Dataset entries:
* START *

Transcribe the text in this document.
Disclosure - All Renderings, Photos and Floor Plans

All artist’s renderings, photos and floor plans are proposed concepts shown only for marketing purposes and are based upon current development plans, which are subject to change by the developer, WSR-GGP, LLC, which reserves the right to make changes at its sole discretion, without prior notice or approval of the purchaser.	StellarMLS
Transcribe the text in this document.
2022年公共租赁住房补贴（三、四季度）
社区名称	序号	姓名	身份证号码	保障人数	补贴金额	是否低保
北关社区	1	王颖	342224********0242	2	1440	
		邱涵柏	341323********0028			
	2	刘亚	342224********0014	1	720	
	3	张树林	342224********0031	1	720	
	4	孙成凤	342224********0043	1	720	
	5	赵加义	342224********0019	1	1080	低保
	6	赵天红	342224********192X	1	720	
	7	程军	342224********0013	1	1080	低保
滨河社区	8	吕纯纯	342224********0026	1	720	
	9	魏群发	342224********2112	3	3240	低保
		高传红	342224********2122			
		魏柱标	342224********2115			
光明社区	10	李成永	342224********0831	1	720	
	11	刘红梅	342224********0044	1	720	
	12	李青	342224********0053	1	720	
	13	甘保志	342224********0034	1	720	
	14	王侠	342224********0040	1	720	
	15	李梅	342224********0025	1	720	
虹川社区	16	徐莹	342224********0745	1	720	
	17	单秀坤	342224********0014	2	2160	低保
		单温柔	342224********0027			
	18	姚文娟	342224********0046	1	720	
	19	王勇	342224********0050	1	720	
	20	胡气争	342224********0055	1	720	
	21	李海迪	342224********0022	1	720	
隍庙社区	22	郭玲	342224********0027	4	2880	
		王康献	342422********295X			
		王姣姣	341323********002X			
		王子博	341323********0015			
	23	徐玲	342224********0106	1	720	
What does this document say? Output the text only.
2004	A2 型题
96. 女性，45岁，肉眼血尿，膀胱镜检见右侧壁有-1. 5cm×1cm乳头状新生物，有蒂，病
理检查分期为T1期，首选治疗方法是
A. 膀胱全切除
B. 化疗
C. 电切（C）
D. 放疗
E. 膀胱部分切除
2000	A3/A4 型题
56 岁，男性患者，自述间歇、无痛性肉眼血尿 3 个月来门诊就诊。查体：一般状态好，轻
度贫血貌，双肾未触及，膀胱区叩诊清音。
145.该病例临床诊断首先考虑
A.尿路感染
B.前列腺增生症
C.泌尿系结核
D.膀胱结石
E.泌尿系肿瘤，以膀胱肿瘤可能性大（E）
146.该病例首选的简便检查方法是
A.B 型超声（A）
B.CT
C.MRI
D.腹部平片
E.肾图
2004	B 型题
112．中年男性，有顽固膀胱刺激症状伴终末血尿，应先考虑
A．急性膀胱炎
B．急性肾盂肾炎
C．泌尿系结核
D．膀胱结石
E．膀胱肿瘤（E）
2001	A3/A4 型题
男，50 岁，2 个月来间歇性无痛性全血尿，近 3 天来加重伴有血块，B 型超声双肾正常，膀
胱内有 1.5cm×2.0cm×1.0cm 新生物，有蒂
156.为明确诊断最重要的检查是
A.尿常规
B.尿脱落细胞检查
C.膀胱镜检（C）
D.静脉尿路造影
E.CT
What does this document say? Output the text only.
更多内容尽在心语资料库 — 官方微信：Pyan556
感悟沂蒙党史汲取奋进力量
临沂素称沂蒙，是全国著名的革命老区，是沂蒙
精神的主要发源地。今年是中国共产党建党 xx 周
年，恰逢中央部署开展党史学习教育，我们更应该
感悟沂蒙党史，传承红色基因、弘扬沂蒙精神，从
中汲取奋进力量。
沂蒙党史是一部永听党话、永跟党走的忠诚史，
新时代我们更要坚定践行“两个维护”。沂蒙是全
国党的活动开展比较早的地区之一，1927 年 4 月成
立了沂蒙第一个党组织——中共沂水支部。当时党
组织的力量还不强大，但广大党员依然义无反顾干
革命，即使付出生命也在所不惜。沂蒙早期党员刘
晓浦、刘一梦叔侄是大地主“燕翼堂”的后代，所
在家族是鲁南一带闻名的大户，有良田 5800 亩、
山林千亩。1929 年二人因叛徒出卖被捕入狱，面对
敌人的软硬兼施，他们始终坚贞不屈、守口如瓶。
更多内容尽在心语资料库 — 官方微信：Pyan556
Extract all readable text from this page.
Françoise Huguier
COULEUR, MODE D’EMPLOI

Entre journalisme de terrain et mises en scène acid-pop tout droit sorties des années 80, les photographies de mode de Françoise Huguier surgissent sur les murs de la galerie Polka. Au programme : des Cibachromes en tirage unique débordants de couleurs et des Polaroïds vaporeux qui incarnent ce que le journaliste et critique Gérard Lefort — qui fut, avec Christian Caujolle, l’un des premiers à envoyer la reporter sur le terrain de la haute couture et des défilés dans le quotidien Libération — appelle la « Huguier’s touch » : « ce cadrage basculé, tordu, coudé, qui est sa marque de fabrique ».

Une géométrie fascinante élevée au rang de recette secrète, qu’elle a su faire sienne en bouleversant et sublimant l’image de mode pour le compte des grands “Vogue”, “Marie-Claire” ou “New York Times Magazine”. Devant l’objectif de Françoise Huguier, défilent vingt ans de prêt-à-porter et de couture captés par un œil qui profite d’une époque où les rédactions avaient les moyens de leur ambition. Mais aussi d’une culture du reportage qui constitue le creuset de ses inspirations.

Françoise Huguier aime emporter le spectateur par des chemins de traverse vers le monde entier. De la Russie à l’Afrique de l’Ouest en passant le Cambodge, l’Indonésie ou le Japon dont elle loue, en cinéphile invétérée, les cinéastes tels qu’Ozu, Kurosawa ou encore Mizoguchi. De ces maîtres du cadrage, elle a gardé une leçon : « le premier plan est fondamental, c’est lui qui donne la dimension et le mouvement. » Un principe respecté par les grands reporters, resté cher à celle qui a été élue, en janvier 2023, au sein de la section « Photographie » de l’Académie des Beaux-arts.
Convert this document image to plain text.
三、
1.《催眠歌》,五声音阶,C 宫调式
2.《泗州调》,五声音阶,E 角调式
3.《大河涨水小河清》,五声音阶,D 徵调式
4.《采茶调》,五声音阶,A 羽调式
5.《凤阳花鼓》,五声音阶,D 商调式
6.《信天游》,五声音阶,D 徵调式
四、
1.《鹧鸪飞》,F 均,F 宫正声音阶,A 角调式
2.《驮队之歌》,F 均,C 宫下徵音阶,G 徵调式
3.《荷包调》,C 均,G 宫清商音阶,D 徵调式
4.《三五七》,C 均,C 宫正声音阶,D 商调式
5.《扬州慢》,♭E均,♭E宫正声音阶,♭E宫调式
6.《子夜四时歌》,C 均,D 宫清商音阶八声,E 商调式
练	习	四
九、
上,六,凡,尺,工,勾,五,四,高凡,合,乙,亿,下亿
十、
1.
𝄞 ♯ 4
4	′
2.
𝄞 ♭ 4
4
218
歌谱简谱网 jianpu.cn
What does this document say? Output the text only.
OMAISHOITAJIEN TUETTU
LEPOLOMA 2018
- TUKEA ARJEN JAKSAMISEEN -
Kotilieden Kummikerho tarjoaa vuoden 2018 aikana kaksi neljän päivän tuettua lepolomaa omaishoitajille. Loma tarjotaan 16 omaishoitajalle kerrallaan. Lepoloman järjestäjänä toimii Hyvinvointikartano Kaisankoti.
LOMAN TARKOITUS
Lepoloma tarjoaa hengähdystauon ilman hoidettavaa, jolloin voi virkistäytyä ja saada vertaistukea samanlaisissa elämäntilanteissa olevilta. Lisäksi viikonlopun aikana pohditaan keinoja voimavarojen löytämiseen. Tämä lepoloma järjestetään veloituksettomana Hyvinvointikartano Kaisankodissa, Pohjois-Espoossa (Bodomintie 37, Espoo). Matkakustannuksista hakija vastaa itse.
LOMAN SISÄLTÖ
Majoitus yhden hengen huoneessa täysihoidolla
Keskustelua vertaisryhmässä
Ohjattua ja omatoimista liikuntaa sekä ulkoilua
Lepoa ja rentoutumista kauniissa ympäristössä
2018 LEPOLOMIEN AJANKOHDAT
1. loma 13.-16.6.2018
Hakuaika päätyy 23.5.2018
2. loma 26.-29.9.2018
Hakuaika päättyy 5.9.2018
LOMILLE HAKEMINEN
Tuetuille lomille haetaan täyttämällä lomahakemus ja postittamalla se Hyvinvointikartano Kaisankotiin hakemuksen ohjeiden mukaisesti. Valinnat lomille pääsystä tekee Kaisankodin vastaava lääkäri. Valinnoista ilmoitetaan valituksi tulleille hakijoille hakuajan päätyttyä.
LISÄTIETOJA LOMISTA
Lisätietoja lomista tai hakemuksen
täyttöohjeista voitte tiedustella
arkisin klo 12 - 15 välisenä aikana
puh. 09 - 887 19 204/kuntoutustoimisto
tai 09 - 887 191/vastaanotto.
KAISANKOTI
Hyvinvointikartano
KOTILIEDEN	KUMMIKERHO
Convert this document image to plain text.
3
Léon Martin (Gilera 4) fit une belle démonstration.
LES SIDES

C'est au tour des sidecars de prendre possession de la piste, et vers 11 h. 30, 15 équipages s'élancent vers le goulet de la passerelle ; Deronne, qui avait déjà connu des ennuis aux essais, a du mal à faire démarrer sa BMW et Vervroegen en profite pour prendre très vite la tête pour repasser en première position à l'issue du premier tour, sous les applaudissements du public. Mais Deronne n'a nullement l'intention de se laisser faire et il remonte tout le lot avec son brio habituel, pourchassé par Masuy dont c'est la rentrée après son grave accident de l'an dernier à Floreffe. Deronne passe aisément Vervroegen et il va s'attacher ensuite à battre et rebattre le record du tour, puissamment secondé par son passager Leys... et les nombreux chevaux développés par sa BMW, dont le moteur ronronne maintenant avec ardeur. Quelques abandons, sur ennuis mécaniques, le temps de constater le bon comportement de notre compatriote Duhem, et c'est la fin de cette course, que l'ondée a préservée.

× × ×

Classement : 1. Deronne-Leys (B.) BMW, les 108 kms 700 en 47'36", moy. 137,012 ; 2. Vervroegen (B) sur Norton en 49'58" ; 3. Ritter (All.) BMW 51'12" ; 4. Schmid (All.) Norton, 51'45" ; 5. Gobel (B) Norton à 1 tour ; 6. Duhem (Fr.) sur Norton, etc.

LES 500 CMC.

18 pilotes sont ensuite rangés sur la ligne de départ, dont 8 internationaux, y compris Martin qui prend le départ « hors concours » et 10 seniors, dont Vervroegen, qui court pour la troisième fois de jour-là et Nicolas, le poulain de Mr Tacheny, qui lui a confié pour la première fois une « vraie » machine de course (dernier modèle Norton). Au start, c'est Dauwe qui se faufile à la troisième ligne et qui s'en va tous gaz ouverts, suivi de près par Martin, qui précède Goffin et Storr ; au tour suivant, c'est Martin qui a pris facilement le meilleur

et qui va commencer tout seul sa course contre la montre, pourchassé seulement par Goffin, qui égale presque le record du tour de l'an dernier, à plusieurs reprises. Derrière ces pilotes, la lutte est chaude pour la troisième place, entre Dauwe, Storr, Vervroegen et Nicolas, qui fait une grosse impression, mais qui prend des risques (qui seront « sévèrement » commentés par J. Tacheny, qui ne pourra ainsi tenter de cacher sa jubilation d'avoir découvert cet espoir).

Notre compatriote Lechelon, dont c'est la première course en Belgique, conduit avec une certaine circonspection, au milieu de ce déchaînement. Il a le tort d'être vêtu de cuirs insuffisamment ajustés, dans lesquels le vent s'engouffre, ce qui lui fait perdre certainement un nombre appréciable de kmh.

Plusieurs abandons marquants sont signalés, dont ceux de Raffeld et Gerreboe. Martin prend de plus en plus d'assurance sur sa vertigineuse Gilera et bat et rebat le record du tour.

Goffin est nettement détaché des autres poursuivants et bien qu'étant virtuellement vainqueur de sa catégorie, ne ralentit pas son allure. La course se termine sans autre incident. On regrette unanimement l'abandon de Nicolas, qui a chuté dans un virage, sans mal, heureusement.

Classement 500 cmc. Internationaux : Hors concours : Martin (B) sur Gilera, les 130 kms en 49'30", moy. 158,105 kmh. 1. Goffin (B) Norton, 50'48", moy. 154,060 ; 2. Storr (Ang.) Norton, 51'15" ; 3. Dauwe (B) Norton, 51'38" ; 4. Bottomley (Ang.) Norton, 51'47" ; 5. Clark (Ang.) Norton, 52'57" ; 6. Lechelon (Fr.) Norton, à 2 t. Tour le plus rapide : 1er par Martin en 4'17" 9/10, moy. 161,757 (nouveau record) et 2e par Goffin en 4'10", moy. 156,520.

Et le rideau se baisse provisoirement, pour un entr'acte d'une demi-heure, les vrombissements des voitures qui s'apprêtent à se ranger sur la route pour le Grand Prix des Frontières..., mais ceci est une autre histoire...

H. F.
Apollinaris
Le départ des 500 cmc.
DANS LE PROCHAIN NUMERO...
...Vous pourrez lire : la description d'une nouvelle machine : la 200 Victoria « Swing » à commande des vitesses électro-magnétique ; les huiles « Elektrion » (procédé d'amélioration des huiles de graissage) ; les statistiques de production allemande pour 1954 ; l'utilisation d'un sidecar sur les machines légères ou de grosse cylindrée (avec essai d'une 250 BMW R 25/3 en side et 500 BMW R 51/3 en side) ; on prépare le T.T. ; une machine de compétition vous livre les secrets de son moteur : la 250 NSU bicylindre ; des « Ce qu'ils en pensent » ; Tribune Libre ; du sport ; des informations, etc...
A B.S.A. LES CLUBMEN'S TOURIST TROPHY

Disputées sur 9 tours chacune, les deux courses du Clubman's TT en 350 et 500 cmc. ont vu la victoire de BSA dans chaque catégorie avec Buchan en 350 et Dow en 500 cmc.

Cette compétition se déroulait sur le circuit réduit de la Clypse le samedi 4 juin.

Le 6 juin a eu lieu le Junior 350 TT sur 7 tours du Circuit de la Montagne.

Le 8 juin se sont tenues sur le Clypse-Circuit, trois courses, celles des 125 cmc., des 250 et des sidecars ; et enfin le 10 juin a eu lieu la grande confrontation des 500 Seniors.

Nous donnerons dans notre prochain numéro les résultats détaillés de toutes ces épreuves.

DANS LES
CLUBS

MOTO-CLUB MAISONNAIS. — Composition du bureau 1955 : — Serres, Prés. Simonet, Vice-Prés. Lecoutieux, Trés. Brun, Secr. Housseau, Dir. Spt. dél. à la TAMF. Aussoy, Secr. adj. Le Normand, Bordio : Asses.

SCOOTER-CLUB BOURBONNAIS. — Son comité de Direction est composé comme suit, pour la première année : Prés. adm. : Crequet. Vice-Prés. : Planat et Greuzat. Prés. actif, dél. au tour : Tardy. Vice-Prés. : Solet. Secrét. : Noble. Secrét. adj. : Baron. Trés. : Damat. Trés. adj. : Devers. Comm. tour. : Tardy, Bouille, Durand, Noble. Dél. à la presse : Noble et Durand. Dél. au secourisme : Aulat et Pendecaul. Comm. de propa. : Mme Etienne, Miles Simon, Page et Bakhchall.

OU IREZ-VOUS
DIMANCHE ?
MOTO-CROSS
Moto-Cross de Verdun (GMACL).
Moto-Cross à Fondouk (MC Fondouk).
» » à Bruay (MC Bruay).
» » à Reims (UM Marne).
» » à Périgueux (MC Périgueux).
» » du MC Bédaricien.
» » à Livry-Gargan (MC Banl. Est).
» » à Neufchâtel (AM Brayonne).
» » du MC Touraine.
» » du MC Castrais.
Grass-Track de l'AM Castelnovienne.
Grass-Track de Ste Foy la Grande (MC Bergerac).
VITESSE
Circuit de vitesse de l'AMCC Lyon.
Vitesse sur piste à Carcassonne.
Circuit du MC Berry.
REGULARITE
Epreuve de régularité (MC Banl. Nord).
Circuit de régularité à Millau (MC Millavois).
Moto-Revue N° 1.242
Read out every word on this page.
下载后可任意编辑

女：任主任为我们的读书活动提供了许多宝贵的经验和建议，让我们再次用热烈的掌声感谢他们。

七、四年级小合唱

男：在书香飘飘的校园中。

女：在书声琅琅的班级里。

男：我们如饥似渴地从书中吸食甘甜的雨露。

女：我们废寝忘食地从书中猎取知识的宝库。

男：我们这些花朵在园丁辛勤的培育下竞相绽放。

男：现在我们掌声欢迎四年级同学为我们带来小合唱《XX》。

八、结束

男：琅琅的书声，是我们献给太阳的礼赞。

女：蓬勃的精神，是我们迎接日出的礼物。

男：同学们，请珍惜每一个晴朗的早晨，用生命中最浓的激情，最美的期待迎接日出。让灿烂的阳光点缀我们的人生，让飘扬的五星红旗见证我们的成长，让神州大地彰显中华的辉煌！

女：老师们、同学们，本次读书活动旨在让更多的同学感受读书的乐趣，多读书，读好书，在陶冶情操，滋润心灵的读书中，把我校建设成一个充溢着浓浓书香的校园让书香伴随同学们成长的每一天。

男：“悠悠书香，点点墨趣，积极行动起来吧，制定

* END *

▸ **WHAT TO WORK ON**
List each line holding the string "Trés".

▸ **EXERCISE SOLUTION**
MOTO-CLUB MAISONNAIS. — Composition du bureau 1955 : — Serres, Prés. Simonet, Vice-Prés. Lecoutieux, Trés. Brun, Secr. Housseau, Dir. Spt. dél. à la TAMF. Aussoy, Secr. adj. Le Normand, Bordio : Asses.
SCOOTER-CLUB BOURBONNAIS. — Son comité de Direction est composé comme suit, pour la première année : Prés. adm. : Crequet. Vice-Prés. : Planat et Greuzat. Prés. actif, dél. au tour : Tardy. Vice-Prés. : Solet. Secrét. : Noble. Secrét. adj. : Baron. Trés. : Damat. Trés. adj. : Devers. Comm. tour. : Tardy, Bouille, Durand, Noble. Dél. à la presse : Noble et Durand. Dél. au secourisme : Aulat et Pendecaul. Comm. de propa. : Mme Etienne, Miles Simon, Page et Bakhchall.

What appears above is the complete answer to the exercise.